──────── Excerpt to read
One way or another you do need a second thread. You could use asynchronous IO to avoid declaring your own:
If the read returns data, set the event and your main thread will continue, otherwise you'll continue after the timeout.
Calling Console.ReadLine() in the delegate is bad because if the user doesn't hit 'enter' then that call will never return. The thread executing the delegate will be blocked until the user hits 'enter', with no way to cancel it.
Issuing a sequence of these calls will not behave as you would expect. Consider the following (using the example Console class from above):
System.Console.WriteLine("Enter your first name [John]:");
string firstName = Console.ReadLine(5, "John");
System.Console.WriteLine("Enter your last name [Doe]:");
string lastName = Console.ReadLine(5, "Doe");
The user lets the timeout expire for the first prompt, then enters a value for the second prompt. Both firstName and lastName will contain the default values. When the user hits 'enter', the first ReadLine call will complete, but the code has abandonded that call and essentially discarded the result. The second ReadLine call will continue to block, the timeout will eventually expire and the value returned will again be the default.
────────────────
──────── Information shown
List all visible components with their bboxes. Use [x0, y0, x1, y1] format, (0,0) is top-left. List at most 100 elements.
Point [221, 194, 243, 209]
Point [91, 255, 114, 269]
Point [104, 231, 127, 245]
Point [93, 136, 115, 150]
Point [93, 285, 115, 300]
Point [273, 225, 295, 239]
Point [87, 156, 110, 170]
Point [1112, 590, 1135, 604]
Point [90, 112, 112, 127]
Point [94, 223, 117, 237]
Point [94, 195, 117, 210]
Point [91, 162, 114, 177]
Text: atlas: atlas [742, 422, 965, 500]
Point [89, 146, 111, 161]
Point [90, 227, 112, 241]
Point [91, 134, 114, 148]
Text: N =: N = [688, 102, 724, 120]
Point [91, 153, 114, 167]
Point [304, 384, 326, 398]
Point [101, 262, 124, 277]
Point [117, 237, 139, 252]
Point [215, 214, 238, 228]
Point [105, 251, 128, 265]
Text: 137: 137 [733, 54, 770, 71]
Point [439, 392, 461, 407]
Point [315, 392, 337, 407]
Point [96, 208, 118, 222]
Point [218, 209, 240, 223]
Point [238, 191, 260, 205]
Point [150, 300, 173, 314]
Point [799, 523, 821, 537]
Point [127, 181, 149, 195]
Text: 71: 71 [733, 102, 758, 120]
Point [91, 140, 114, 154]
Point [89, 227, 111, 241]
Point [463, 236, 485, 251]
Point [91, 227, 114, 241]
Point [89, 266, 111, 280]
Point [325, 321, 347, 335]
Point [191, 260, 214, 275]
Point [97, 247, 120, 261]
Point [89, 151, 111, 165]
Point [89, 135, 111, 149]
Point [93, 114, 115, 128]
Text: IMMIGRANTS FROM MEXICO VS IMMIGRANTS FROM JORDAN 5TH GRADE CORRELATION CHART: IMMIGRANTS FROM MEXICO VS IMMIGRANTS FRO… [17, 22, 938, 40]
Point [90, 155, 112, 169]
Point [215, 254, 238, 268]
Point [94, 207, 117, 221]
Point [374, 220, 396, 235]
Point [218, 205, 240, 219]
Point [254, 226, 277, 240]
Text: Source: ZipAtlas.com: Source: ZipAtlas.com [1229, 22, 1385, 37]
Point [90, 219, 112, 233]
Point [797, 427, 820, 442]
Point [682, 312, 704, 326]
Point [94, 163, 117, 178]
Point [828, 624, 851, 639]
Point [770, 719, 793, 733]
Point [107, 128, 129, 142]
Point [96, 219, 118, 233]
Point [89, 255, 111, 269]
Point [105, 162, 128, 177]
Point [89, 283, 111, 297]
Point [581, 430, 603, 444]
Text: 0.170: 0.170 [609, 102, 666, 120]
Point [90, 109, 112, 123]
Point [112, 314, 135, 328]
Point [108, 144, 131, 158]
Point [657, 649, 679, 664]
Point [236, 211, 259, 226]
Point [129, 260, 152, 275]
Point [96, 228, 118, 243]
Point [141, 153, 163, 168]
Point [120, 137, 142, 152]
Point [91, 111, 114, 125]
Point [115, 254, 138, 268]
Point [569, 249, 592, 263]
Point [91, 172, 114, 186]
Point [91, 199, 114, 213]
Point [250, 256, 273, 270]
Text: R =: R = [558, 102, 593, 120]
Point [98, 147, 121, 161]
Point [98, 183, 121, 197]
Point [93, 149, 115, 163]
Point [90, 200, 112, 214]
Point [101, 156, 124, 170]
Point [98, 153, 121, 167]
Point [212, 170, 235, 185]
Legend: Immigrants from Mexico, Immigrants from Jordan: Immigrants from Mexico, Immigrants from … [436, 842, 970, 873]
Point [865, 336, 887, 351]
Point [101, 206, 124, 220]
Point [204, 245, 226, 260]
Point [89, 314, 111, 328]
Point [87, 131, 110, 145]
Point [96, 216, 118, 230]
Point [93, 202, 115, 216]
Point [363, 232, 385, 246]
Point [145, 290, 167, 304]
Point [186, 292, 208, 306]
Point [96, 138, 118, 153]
────────────────
Directions: Change "timeout" to "time limit" in the text on console input timeouts. Write out the part that begins at the words "One way or another" and stops after "after the timeout.".

Task output:
One way or another you do need a second thread. You could use asynchronous IO to avoid declaring your own:
If the read returns data, set the event and your main thread will continue, otherwise you'll continue after the time limit.